#### [KUTIPAN TERPILIH]
/---
AMBON, Siwalimanews – Petinggi UKIM tersing­gung ada intervensi yang kelewat batas. Tokoh gereja menganggap langkah genit itu sebagai salah kaprah.

Gubernur Maluku, Murad Is­mail diduga telah mengin­tervensi suksesi pemilihan Rektor UKIM periode 2021-2025.

Pasalnya, secara terang-tera­ngan gubernur menyurati Ketua Yayasan Perguruan Tinggi (Ya­perti) Gereja Protestan Maluku, untuk memilih Josephus Noya sebagai Rektor UKIM periode 2021-2025.

Dalam surat berlogo garuda emas dengan kop tertulis GU­BERNUR MALUKU itu berno­mor 424/2364, tanggal 22 Juli 2021, gubernur meminta Yaperti memilih Kepala Lembaga Pengabdian Masyarakat UKIM itu untuk selanjutnya menjadi Rektor UKIM periode 2021-2025, menggantikan Yafet Damamain yang sudah memasuki masa pensiun.

Menurut Murad seperti tertulis da­lam surat iru, rekomendasi ter­se­but diladasi beberapa hal antara lain,  integritas, kredibilitas dan kapabi­litas calon sangat baik.

Baca Juga: Bakti Bersihkan Kota, Dilakukan Pramuka

Selain itu Murad menegaskan ka­lau perhatian calon terhadap dunia pendidikan sangat tinggi, disamping kinerja dan kapasitas akademik calon sangat baik.

Selanjutnya Murad coba meya­kin­kan Yaperti kalau calon yang direkomendasikannya, bebas atau bersih dari segala dugaan korupsi, kolusi dan nepotisme.

Pada poin berikutnya Murad me­nerangkan kalau calon juga memiliki komitmen yang sangat tinggi ter­hadap penyelenggaraan pemerintah yang baik dan bersih (good governance and clean government).

Selain itu, Murad memastikan kalau hubungan kerja sama antar calon dengan Pemerintah Provinsi sangat baik.  Dalam surat itu juga gubernur me­rekomendasi kepada Ketua Yaya­san Pergurungan Tinggi GPM kiranya berkenan untuk memberikan hak suaranya kepada calon untuk menjadi Rektor UKIM periode 2021-2025.
\---
#### [ISI KUMPULAN DATA]
/---
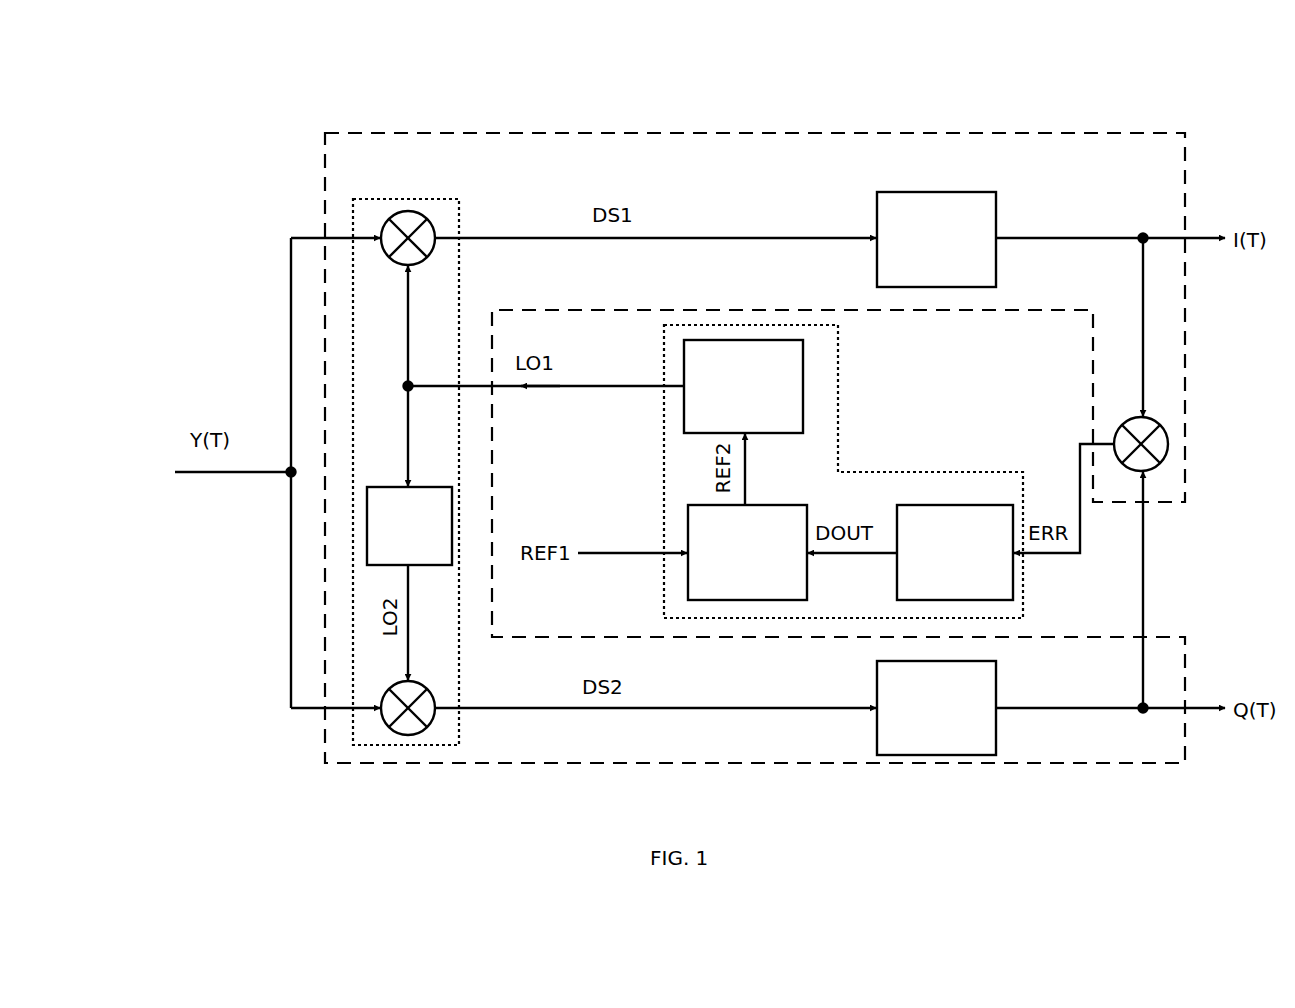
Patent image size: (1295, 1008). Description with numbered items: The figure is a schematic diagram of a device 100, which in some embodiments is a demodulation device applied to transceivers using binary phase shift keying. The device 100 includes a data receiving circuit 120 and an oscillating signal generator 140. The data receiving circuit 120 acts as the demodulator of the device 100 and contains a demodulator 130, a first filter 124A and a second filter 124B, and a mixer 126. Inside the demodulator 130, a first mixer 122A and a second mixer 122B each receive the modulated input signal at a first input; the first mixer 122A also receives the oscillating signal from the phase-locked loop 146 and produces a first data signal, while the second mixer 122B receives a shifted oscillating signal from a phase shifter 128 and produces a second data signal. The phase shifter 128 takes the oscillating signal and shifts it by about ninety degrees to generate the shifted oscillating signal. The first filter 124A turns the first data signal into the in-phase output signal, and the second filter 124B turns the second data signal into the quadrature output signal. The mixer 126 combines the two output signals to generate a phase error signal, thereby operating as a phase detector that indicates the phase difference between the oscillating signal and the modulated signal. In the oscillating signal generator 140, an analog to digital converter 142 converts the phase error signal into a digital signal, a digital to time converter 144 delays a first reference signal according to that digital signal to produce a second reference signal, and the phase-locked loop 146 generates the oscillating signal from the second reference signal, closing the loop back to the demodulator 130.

The device 100 is at (152, 83).
The data receiving circuit 120 is at (325, 178).
The mixer 122A is at (432, 226).
The mixer 122B is at (432, 698).
The filter 124A is at (910, 251).
The filter 124B is at (910, 721).
The mixer 126 is at (1165, 437).
The phase shifter 128 is at (392, 537).
The demodulator 130 is at (380, 745).
The oscillating signal generator 140 is at (838, 388).
The analog to digital converter 142 is at (937, 565).
The digital to time converter 144 is at (730, 565).
The phase-locked loop 146 is at (726, 399).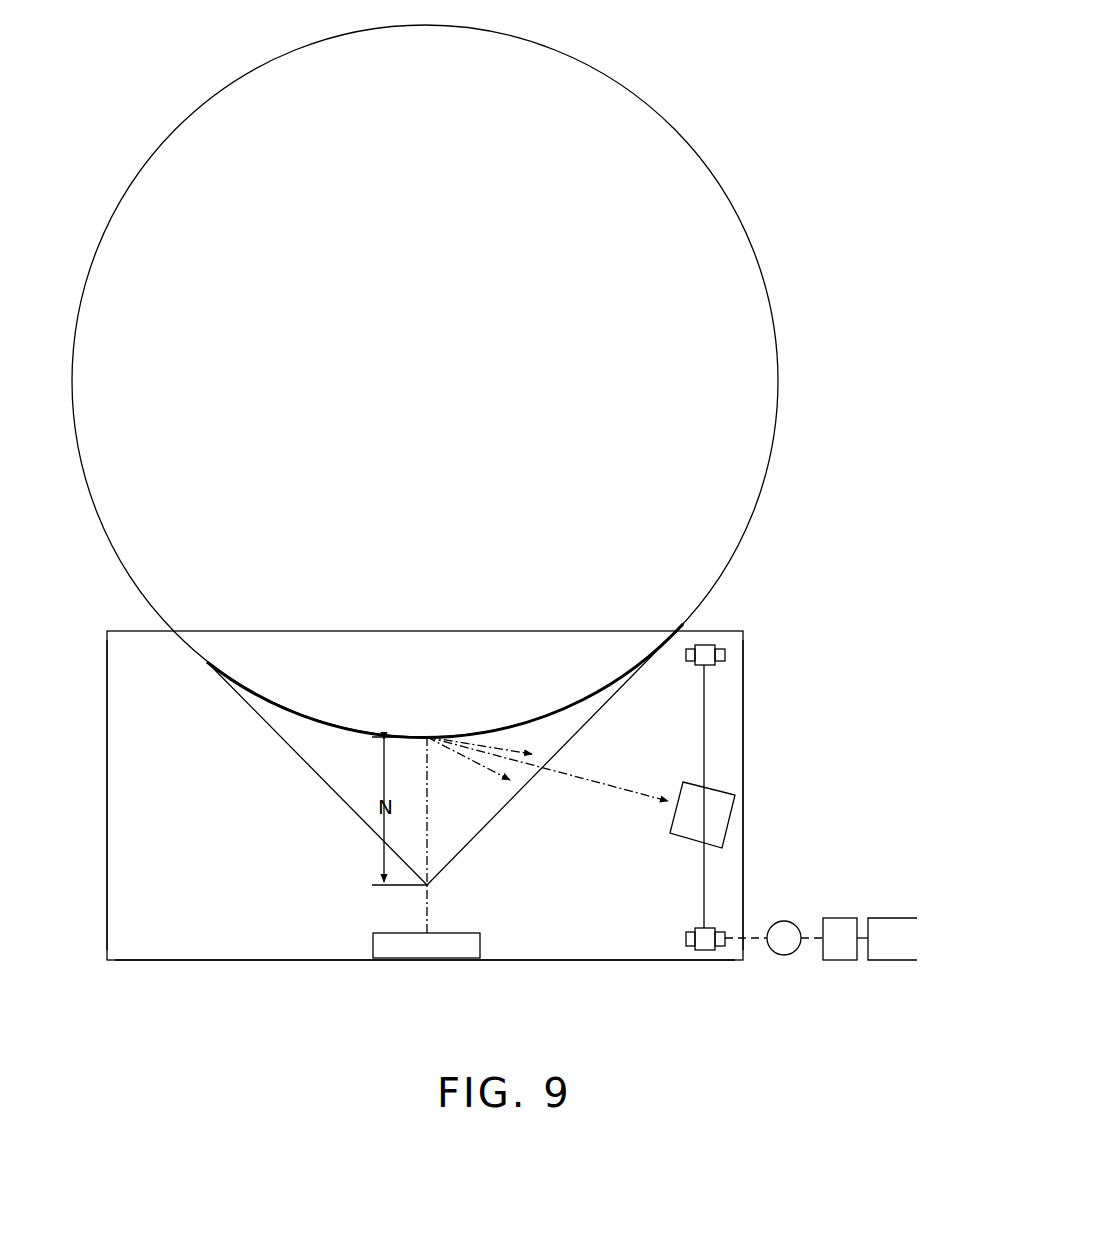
\---
#### [DAFTAR TUGAS]
1. Berdasarkan berita tentang pemilihan Rektor UKIM, jelaskan dalam satu sampai tiga kalimat mengapa jabatan rektor periode 2021-2025 harus diisi orang baru.
2. Perpanjang berita tentang pemilihan Rektor UKIM, mulai dari kalimat terakhirnya.
Catatan di atas tidak diperlukan.

#### [JAWABAN AKHIR]
1. Jabatan itu harus diisi orang baru karena rektor yang menjabat, Yafet Damamain, sudah memasuki masa pensiun. Karena itu, rektor periode 2021-2025 dipilih untuk menggantikannya.

2.
Surat rekomendasi itu ditandata­ngani langsung oleh Gubernur Ma­luku, kemudian distempel dengan tinta basah, lazimnya administrasi surat menyurat resmi.

Surat itu kemudian tembusannya dikirim kepada Kepala Lembaga Layanan Pendidikan Tinggi di Ambon, Ketua Sinode GPM, Senat UKIM, Rektor UKIM dan Josephus Noya sebagai calon yang dijagokan Gubernur Murad.

Mirisnya surat rekomendasi gu­ber­nur ini dikirim akhir Juli lalu, padahal saat itu Senat UKIM sama sekali belum membentuk Komisi Calon Pemilihan Rektor (KCPR).

Bahkan Yaperti GPM sama sekali belum menetapkan syarat atau kri­teria pencalonan rektor untuk selan­jutnya diserahkan kepada KCPR untuk dilaksanakan.

Akibatnya, rekomendasi itu men­dapat kecaman dari sejumlah kala­ngan yang menilai gubernur salah kaprah mengintervensi pencalonan Rektor UKIM.

Hingga kini belum diketahui pasti keaslian surat satu halaman itu. Si­wa­lima sudah menghubungi Guber­nur Maluku Murad Ismail juga pe­laksana harian Sekda Maluku Sadli Ie melalui pesan tertulis, mau­pun sambungan telepon guna me­minta penjelasan soal surat ini, namun belum diperoleh balasan hingga berita ini ditulis.

Yaperti Kaget

Sementara itu, pelaksana tugas Ketua Yaperti GPM, Bob Mosse kepada Siwalima mengaku belum mengetahuinya dan kaget kalau ada surat seperti ini ke Yaperti. “Saya belum tahu, perinsipnya saya juga kaget ada surat rekomendasi itu,” cetus Mosse melalui sambungan selulernya, Sabtu (7/8).

Mosse mengaku kaget, lantaran tahu kalau gubernur tidak memiliki kewenangan untuk itu. “Pemerintah tidak punya kewajiban untuk mem­berikan dukungan dalam bentuk re­ko­mendasi. Karena itu jika rekomen­dasi ini maka pihaknya akan mem­bahas dalam bentuk apa tujuannya rekomendasi ini diberikan. Kita akan bahas hanya sebatas surat ini untuk apa dan tujuannya apa, tidak bahas subtansi kita bahas untuk apa surat ini dan tujuannya apa. Karena jika mas­yarakat punya keinginan ter­tentu hanya sebatas mendukung, tetapi boleh sampai intervensi. Dan salah kalau yayasan bahas surat dari luar,” ujarnya.

Katanya, semua civitasnya akademika UKIM punya hak yang sama untuk mencalonkan diri degan tidak perlu meminta dukungan dari pihak luar.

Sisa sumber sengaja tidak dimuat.